__Requirement__:
Please find all lines in the data that hold the string "Dashboard" and copy them.

-----

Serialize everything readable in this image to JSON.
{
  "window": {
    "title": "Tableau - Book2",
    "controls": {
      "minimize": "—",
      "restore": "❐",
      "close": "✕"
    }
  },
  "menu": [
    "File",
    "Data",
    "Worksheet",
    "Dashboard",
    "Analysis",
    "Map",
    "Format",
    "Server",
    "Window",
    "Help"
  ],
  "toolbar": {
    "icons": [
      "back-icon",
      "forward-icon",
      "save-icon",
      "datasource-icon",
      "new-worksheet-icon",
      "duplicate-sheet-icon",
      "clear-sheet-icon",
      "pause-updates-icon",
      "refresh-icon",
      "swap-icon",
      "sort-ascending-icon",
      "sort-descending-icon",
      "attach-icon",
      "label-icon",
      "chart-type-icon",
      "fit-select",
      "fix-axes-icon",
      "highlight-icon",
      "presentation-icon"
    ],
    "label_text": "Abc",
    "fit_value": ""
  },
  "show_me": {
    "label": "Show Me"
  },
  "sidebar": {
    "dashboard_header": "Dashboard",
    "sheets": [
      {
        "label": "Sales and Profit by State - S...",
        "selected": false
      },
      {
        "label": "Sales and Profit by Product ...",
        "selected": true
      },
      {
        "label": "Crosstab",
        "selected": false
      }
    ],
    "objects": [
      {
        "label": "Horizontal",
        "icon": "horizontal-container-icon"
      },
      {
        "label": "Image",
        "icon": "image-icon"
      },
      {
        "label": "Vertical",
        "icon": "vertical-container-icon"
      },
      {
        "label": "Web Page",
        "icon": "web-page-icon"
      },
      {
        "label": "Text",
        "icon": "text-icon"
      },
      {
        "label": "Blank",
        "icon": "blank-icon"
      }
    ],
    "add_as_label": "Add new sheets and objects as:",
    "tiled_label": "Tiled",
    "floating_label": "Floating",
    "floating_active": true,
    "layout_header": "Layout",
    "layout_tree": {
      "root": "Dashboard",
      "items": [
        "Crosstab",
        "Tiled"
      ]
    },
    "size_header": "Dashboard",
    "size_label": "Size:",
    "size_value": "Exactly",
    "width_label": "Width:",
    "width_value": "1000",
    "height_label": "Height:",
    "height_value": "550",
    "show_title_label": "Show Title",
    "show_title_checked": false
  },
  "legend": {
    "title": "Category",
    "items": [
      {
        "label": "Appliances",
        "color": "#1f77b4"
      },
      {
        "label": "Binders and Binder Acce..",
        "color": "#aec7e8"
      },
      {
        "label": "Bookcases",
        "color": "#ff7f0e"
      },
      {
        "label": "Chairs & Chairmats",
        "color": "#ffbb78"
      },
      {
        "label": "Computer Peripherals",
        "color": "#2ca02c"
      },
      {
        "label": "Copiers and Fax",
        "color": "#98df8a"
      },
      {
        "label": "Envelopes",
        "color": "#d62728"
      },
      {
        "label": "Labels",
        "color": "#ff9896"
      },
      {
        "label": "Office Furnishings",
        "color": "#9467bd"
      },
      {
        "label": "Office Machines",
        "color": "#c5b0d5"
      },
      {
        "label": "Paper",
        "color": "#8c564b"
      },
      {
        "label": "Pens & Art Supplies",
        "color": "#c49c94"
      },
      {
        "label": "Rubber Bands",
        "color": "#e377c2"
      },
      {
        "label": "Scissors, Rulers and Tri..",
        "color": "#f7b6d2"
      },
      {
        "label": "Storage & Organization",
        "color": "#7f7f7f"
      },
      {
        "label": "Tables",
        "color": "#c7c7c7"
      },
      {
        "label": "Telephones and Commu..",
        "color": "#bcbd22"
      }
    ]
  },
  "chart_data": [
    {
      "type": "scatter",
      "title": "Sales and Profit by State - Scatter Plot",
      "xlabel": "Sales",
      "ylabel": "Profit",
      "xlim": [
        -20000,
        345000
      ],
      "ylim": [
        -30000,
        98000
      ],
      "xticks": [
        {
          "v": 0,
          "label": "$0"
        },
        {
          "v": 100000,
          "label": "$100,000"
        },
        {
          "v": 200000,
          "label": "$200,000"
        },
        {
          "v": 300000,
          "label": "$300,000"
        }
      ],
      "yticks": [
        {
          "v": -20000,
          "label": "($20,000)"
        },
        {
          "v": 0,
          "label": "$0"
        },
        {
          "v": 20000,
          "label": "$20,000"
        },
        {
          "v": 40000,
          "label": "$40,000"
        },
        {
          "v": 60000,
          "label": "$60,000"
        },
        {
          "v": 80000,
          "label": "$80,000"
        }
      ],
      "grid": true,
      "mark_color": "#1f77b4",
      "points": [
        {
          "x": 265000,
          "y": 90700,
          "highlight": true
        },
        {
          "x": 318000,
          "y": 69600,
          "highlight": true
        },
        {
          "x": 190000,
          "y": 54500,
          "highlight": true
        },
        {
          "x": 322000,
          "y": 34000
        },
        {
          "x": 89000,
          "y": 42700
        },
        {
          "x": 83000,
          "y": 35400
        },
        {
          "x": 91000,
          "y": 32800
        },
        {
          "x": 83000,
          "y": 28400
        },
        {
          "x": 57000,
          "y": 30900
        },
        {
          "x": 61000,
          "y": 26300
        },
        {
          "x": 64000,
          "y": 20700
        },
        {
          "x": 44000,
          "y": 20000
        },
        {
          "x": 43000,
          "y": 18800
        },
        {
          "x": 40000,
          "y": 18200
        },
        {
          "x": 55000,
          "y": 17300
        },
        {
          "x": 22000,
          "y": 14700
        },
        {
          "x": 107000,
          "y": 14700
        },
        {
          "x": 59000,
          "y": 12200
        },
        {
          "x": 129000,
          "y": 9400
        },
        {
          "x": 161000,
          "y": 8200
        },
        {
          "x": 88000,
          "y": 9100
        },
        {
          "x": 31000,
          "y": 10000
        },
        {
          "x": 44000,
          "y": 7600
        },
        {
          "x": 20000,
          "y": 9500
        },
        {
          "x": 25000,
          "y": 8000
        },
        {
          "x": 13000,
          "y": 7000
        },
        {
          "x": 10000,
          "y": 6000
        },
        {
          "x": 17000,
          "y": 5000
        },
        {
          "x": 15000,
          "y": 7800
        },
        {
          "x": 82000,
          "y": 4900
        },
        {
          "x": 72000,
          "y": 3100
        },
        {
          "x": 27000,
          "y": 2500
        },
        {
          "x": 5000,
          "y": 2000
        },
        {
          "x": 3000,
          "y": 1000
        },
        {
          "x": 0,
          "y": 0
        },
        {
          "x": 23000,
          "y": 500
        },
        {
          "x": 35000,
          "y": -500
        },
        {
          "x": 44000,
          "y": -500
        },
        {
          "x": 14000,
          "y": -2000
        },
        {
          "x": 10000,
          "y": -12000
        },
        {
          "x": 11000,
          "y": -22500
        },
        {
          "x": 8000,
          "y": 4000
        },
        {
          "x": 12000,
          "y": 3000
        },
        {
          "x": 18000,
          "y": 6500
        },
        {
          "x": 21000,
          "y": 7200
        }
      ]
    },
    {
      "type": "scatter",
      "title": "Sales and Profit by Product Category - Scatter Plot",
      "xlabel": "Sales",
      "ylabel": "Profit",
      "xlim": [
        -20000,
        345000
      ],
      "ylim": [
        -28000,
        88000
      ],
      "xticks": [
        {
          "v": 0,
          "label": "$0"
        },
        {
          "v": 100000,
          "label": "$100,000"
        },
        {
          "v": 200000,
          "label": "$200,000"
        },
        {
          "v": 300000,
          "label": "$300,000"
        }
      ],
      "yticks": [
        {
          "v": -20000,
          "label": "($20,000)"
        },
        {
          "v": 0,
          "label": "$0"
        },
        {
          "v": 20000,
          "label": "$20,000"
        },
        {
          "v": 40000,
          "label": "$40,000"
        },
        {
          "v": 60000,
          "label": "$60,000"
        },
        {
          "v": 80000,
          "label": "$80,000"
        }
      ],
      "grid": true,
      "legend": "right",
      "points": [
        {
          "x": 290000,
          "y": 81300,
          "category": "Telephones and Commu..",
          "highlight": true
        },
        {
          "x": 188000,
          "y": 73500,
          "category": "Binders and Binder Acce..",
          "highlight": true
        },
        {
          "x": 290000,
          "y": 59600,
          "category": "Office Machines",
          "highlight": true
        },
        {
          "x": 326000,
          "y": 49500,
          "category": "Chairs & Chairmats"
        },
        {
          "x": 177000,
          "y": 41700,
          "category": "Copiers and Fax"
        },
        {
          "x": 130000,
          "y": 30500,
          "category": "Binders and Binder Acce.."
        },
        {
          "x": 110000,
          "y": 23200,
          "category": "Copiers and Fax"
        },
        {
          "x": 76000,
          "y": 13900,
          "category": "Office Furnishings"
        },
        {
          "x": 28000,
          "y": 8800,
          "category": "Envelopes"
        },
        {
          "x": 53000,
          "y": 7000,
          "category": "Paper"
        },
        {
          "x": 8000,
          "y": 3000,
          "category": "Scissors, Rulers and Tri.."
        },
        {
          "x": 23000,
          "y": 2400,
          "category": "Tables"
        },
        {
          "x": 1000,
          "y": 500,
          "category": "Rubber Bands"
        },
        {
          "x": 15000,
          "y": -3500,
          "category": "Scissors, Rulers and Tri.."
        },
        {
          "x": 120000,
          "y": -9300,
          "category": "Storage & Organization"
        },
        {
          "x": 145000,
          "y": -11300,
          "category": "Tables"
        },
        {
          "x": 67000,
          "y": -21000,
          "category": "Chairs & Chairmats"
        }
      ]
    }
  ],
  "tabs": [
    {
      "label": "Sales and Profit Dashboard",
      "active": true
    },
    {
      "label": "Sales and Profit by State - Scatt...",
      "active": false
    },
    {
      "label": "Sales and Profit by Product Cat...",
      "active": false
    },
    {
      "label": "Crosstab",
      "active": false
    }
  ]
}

-----

__Result for this exercise__:
    "Dashboard",
    "dashboard_header": "Dashboard",
      "root": "Dashboard",
    "size_header": "Dashboard",
      "label": "Sales and Profit Dashboard",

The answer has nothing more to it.